Your goal:
Compile every line that includes the word "page".

Extracted data entries:
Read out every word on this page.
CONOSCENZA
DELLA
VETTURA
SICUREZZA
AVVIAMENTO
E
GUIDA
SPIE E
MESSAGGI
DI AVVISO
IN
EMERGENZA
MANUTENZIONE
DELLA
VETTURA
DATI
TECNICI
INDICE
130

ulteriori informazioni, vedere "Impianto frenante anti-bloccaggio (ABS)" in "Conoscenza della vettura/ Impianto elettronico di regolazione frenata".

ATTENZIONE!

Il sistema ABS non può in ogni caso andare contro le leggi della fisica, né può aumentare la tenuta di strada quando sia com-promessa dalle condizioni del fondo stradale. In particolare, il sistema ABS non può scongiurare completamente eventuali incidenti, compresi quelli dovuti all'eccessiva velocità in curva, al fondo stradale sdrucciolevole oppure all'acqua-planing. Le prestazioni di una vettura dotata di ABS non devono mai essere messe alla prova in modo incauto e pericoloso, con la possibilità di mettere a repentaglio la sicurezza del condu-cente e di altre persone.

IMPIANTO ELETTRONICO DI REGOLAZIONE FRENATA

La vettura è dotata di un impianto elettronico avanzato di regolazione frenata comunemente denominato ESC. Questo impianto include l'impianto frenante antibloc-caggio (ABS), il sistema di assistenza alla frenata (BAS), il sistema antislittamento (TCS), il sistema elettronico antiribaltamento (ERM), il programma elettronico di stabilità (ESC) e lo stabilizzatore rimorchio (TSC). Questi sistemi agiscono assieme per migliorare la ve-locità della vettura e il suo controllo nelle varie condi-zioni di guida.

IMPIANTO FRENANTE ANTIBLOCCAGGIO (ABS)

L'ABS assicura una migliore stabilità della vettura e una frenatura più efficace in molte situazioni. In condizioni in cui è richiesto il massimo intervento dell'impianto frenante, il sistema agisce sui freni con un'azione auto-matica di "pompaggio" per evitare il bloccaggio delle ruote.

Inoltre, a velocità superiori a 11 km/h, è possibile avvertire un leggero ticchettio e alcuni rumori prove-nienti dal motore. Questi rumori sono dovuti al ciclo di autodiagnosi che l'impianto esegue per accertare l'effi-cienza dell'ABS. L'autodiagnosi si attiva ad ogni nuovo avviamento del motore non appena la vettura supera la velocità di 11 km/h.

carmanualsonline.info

...

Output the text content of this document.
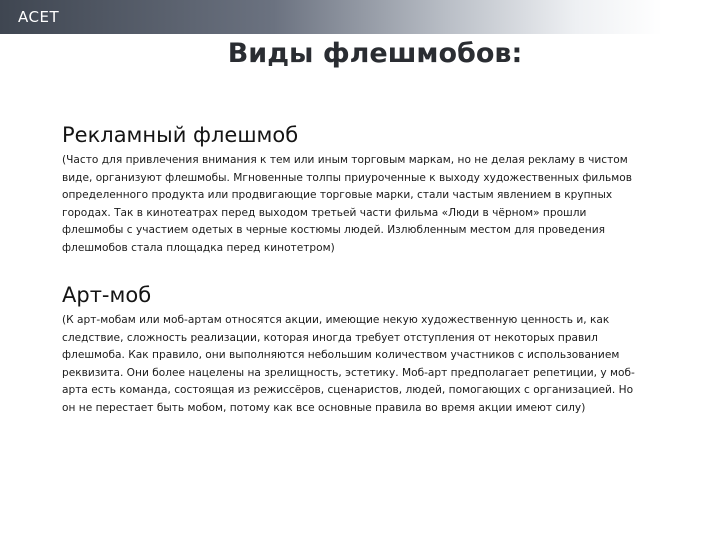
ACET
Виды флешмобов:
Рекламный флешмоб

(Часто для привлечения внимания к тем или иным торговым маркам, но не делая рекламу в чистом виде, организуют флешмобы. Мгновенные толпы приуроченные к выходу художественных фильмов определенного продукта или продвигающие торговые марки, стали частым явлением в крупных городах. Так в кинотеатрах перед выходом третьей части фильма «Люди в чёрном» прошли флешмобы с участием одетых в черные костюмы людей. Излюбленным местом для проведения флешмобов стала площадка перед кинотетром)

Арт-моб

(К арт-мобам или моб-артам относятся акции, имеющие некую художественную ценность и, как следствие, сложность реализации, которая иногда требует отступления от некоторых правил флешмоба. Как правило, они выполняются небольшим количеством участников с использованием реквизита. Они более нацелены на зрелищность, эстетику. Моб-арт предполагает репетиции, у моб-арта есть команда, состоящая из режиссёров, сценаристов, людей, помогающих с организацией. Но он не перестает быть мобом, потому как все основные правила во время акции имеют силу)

...

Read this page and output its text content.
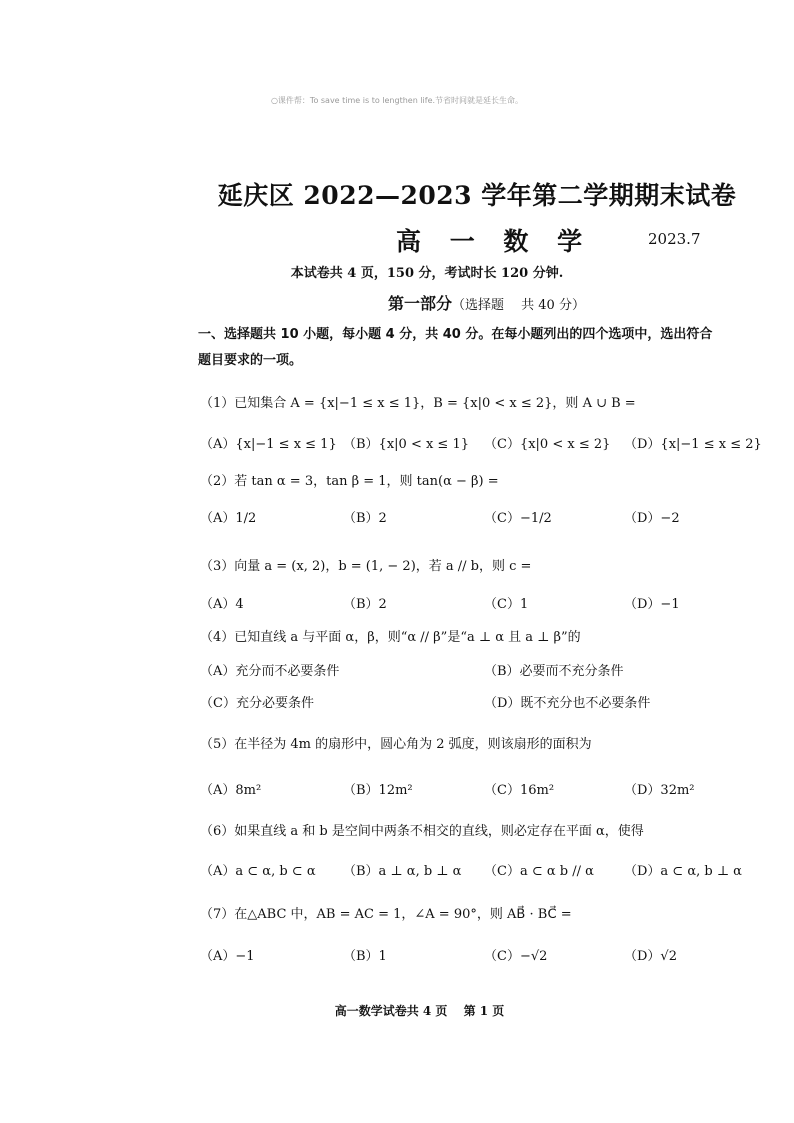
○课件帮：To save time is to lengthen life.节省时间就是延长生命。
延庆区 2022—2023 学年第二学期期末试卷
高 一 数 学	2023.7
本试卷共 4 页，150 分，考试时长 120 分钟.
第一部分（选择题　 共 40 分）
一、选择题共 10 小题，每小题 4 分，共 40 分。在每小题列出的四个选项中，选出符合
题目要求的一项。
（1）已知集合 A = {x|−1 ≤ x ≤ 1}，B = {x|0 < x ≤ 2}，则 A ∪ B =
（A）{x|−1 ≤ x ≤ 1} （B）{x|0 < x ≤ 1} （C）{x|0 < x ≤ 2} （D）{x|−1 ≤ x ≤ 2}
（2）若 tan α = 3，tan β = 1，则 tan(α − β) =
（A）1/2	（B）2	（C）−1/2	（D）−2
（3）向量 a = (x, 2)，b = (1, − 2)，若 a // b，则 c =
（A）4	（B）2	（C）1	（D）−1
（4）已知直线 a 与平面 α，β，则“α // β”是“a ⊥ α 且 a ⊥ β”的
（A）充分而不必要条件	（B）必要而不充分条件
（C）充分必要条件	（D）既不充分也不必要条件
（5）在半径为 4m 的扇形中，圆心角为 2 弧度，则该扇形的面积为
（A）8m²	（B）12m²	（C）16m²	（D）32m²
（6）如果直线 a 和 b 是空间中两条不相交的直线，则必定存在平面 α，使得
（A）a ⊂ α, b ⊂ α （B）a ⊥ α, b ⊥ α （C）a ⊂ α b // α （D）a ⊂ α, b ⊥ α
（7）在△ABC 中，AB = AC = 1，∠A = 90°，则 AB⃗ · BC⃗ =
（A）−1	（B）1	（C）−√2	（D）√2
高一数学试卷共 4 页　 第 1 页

Finished answer:
Read out every word on this page.
Read this page and output its text content.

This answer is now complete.